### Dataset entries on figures
┄┄┄┄┄┄┄┄┄┄┄┄┄┄┄┄┄┄┄┄
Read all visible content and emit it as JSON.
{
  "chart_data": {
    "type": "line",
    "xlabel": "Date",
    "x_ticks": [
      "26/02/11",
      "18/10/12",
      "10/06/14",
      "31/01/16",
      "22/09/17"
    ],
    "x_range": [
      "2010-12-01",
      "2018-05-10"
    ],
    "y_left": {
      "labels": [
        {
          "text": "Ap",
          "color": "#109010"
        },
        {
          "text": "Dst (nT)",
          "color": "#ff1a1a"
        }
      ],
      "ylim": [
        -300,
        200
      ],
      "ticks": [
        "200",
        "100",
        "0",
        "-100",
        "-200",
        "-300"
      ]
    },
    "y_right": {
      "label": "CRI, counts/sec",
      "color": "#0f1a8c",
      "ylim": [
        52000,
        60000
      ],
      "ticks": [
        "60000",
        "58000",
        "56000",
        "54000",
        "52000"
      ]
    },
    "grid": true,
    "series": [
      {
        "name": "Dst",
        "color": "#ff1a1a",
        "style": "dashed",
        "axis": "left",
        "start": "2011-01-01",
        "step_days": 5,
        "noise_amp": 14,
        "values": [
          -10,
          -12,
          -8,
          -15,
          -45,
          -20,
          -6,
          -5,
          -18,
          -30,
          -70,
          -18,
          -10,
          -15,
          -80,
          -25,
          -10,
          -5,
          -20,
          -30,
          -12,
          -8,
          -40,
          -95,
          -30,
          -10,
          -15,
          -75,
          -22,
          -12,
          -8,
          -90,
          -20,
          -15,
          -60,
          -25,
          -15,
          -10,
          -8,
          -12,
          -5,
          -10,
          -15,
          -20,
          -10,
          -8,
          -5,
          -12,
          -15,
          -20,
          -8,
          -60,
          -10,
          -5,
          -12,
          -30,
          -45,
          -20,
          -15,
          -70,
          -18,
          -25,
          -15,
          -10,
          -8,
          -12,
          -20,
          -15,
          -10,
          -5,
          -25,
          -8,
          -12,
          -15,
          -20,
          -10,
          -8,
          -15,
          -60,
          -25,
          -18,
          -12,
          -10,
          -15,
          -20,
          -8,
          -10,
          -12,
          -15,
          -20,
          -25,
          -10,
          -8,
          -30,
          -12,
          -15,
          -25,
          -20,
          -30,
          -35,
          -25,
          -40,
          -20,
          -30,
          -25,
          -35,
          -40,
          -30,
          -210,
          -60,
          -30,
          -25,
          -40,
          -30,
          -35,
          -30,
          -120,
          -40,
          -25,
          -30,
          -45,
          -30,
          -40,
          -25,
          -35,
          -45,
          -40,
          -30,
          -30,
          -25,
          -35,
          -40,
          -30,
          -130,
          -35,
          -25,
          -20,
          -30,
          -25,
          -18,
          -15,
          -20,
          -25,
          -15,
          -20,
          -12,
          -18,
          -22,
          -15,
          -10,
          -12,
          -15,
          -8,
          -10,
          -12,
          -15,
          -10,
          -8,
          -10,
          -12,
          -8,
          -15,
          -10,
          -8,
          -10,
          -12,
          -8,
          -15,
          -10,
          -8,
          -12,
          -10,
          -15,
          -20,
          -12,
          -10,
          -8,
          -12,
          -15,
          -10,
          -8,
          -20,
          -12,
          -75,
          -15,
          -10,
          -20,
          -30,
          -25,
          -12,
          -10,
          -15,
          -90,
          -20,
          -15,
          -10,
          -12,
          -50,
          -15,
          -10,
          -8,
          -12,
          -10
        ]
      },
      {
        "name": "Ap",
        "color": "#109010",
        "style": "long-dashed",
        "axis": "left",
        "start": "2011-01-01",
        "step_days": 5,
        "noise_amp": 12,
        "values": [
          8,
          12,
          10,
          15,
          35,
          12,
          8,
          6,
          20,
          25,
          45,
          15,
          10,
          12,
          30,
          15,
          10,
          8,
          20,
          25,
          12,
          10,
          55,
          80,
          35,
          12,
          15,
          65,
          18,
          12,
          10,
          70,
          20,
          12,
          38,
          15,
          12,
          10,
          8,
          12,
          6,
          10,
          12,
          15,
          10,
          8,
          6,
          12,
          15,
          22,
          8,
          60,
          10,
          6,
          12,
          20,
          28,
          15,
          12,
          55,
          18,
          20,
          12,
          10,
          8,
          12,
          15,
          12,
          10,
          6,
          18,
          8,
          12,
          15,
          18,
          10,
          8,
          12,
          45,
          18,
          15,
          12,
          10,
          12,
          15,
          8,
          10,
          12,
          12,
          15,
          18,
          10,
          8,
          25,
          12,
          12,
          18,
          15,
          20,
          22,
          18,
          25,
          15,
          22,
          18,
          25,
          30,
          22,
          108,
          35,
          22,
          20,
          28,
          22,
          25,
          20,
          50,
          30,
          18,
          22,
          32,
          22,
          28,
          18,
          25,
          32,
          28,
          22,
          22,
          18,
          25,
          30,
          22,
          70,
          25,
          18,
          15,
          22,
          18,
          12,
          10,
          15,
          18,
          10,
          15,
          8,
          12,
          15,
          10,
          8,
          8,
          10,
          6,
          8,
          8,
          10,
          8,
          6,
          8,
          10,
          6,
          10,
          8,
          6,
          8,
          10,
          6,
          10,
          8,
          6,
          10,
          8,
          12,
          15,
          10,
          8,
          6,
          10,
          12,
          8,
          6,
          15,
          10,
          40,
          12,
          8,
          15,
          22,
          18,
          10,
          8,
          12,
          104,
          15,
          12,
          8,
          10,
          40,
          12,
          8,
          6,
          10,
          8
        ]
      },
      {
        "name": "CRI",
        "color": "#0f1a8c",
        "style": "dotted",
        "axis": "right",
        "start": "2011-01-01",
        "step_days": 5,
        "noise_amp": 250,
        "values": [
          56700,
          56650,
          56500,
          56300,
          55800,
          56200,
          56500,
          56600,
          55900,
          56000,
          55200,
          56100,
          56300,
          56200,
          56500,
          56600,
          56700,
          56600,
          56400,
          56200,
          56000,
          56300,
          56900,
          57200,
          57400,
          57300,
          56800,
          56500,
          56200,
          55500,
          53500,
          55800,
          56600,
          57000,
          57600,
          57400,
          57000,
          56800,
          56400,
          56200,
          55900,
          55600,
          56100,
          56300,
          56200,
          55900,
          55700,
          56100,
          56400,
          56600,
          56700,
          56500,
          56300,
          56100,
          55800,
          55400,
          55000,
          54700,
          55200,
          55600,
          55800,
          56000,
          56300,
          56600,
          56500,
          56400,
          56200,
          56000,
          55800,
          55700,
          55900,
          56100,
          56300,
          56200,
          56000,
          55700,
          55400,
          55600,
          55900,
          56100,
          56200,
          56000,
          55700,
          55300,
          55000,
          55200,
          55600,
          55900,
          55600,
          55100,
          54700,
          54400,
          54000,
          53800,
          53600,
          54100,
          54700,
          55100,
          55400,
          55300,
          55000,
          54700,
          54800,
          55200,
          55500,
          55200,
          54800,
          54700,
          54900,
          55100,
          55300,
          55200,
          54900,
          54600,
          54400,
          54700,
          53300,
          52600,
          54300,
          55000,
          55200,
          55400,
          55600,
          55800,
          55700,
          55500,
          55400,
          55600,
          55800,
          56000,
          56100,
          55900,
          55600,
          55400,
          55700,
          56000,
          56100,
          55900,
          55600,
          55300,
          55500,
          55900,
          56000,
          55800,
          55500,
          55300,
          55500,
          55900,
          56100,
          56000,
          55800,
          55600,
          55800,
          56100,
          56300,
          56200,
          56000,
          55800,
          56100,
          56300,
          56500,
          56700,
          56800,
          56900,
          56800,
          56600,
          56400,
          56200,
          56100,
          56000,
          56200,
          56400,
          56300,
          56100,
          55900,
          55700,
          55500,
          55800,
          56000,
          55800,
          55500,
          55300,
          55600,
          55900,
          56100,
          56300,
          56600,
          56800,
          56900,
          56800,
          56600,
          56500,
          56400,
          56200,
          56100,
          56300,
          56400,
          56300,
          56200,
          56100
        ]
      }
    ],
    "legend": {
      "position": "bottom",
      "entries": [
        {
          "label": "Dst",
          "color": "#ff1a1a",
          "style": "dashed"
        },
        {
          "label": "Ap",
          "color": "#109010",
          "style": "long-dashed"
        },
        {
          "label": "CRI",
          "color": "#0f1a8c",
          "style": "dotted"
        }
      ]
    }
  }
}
┄┄┄┄┄┄┄┄┄┄┄┄┄┄┄┄┄┄┄┄
In the entries above, identify every line with the word "long". Copy those lines.

### RESPONSE BELOW
        "style": "long-dashed",
          "style": "long-dashed"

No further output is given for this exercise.